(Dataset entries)

● ● ● ●

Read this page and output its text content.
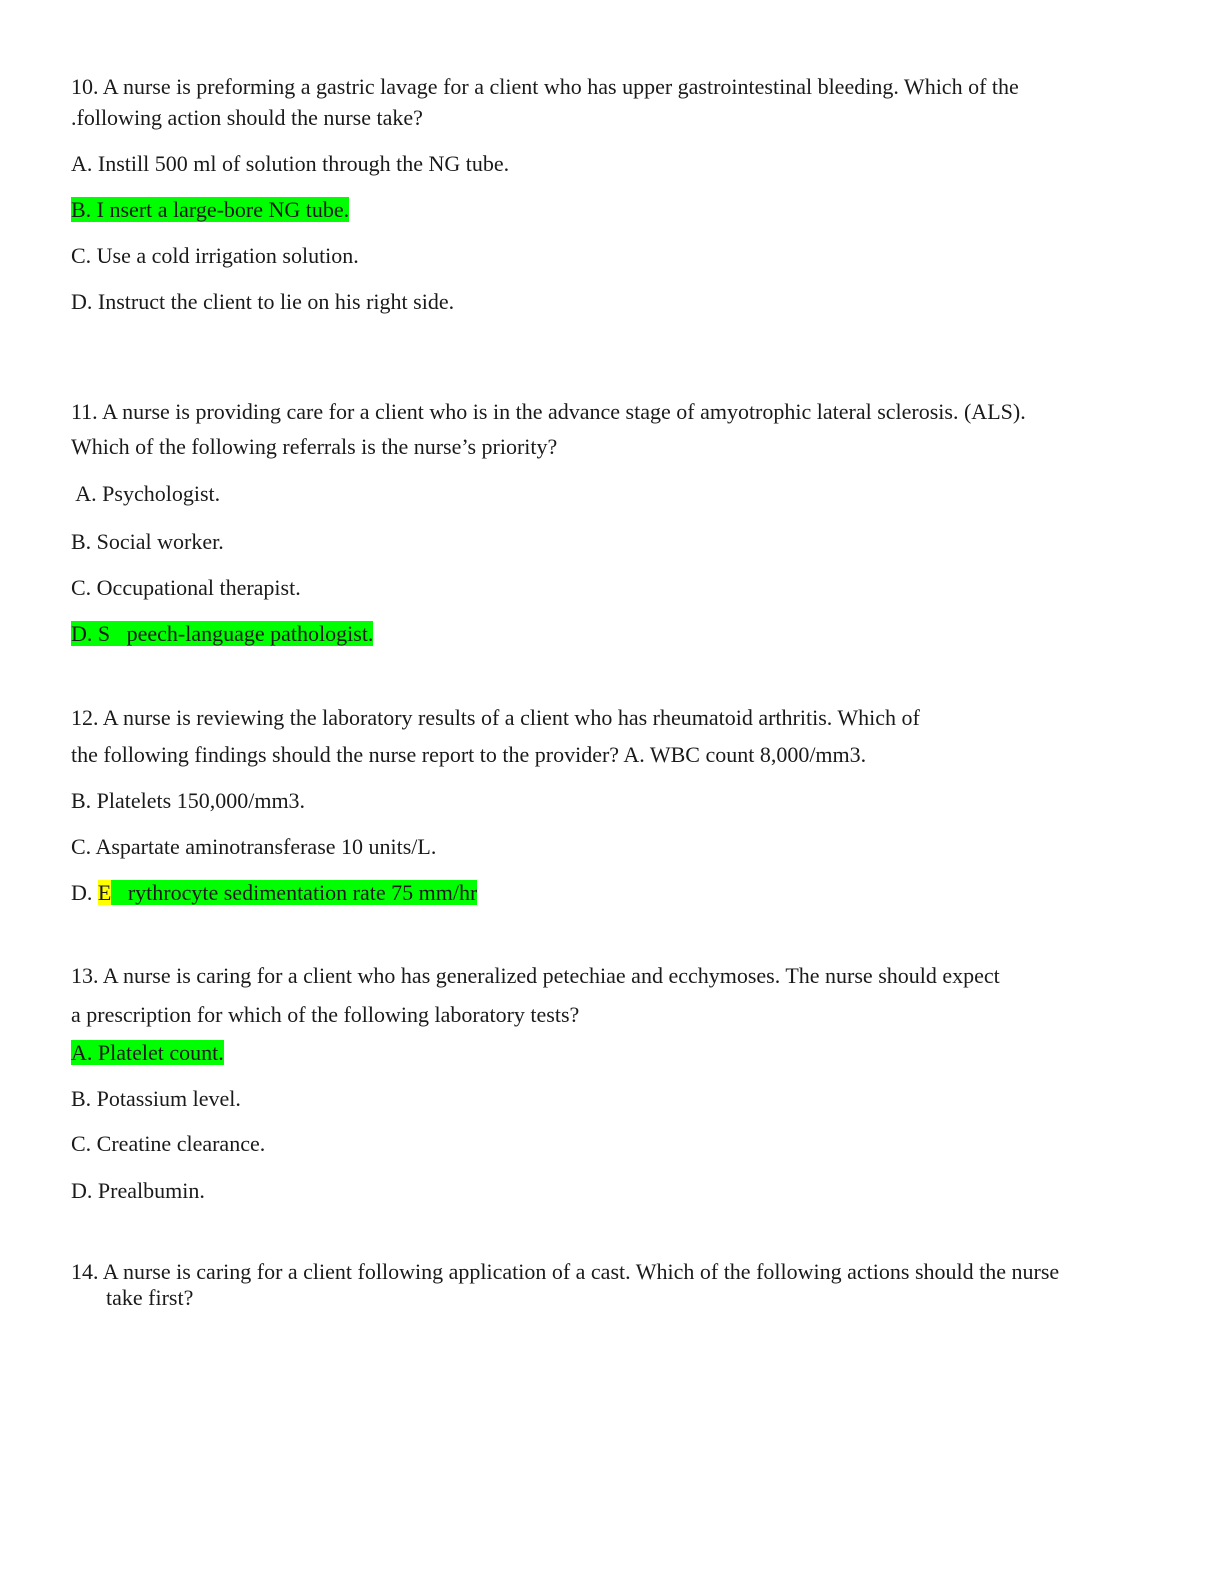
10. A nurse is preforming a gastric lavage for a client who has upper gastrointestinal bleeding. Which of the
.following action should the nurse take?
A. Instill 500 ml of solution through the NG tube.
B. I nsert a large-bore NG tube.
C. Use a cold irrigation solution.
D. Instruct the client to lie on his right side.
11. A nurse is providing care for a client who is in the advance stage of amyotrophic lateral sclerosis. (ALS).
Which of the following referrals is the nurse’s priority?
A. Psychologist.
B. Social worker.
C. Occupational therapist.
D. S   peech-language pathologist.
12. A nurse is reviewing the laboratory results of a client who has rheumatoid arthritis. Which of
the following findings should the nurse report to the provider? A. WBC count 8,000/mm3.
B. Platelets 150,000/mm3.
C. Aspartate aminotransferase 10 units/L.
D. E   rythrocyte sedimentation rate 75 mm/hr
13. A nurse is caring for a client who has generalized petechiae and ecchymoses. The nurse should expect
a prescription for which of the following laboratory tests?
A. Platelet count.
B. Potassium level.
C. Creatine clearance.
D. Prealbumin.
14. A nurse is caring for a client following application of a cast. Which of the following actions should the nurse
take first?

● ● ● ●

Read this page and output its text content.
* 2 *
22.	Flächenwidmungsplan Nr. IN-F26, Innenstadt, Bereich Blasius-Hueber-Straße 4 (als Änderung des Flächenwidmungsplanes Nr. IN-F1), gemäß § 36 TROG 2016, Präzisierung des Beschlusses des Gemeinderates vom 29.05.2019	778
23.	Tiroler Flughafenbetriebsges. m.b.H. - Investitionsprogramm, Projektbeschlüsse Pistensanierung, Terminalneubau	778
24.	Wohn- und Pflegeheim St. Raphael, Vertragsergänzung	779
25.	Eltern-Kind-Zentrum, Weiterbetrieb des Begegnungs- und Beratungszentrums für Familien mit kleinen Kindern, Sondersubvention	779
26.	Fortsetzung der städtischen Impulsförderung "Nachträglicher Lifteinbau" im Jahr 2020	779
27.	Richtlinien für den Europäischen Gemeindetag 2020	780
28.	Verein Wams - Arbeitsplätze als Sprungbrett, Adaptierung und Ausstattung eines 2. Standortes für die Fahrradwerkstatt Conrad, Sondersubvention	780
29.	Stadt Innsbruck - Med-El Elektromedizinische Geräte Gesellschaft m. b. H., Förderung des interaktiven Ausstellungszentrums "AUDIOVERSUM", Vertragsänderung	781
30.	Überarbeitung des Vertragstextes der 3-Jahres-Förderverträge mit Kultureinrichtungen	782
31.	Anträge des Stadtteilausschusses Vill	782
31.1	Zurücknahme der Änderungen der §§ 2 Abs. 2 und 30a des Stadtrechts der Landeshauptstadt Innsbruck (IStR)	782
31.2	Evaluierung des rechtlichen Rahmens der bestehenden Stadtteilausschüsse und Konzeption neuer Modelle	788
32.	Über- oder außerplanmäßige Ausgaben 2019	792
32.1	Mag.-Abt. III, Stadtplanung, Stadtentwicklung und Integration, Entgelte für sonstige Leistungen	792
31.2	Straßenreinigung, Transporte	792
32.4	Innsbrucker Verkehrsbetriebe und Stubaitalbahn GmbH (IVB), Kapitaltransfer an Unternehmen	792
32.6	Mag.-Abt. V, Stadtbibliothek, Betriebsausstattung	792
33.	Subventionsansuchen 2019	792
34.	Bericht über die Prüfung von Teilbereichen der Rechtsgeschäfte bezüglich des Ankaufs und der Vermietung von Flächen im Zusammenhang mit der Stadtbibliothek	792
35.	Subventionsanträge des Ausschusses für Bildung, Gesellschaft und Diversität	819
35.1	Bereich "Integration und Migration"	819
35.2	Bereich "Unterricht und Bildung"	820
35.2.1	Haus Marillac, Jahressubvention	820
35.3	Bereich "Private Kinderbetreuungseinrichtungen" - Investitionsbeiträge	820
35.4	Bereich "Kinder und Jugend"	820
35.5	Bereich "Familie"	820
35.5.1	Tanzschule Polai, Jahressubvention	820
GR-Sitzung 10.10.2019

● ● ● ●

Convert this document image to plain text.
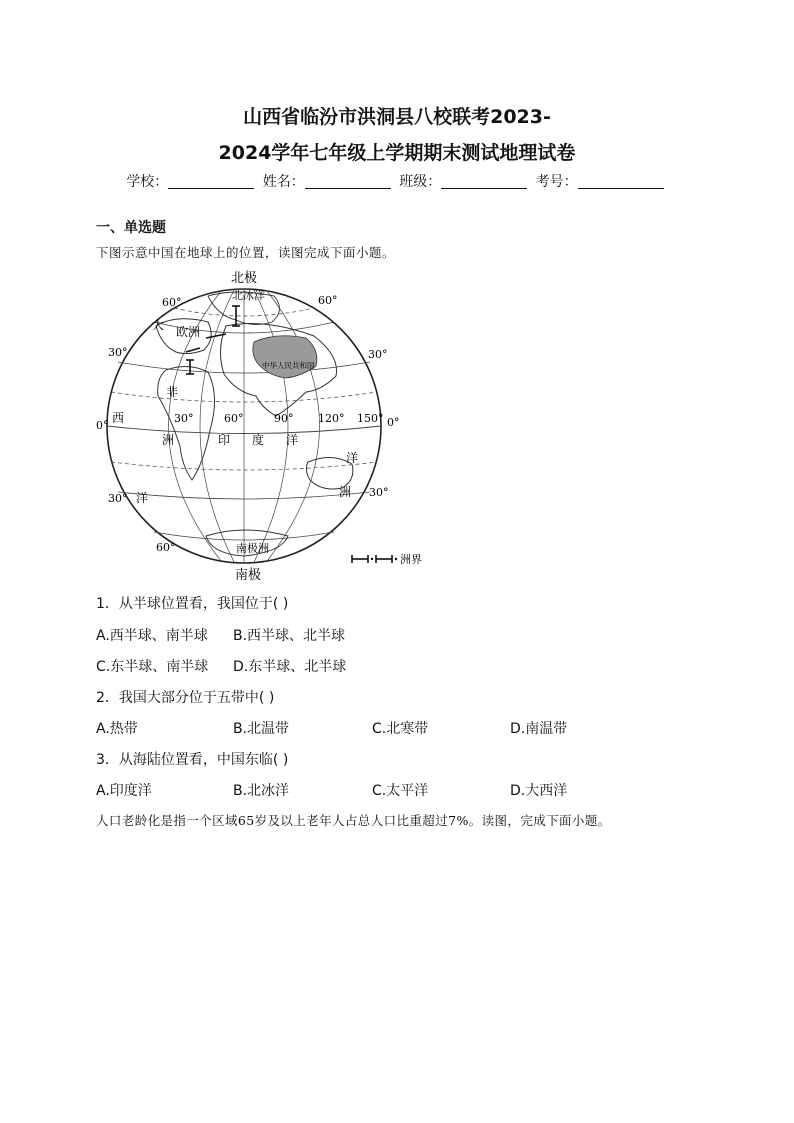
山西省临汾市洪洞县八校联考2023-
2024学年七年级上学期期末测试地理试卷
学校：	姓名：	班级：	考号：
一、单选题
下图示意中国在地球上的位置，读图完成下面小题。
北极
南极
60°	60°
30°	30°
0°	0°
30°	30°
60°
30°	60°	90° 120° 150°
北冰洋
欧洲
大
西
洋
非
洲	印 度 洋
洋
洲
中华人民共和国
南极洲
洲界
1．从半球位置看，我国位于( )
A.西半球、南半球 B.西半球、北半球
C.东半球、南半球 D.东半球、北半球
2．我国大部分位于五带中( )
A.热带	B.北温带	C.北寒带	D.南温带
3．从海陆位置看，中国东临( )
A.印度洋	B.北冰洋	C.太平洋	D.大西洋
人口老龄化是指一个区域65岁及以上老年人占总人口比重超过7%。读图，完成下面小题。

● ● ● ●

__WHAT THE TASK ASKS__: Determine how many lines of the listing above hold the word "caring". Report that number without anything else.

__TASK SOLUTION__: 2